What is expected
Report every line below that holds the word "Алексѣй".

Excerpted data
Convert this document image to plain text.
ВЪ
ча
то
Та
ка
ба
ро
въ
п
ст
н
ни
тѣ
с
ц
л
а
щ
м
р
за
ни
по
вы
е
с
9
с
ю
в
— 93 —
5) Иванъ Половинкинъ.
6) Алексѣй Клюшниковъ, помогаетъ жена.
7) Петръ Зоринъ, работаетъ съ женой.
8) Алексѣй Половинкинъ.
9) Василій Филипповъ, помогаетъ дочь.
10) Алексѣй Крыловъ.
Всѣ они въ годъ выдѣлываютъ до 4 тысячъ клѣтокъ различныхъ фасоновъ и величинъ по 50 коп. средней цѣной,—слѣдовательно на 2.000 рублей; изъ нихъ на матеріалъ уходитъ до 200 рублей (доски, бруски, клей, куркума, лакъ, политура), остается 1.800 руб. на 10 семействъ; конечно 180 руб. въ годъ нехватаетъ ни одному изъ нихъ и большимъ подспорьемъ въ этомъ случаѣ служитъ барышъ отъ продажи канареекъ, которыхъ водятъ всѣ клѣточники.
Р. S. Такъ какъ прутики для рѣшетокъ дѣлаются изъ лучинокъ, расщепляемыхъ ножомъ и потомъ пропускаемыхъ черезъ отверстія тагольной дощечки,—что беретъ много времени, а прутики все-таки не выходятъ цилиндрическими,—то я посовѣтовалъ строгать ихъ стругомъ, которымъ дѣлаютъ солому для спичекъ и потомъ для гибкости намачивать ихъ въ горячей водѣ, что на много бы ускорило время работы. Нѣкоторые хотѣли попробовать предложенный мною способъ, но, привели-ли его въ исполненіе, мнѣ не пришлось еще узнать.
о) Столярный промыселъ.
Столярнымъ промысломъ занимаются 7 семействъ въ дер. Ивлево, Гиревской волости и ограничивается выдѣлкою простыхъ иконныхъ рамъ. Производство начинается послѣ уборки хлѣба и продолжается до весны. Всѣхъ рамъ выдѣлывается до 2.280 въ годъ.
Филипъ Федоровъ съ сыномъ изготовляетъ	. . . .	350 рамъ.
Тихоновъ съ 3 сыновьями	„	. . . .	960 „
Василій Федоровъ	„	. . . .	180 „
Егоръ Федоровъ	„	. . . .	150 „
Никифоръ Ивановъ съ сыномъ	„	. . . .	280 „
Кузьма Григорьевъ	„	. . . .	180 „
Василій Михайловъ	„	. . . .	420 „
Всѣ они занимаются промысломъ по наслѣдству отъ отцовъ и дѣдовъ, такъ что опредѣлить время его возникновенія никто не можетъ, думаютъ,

Result
6) Алексѣй Клюшниковъ, помогаетъ жена.
8) Алексѣй Половинкинъ.
10) Алексѣй Крыловъ.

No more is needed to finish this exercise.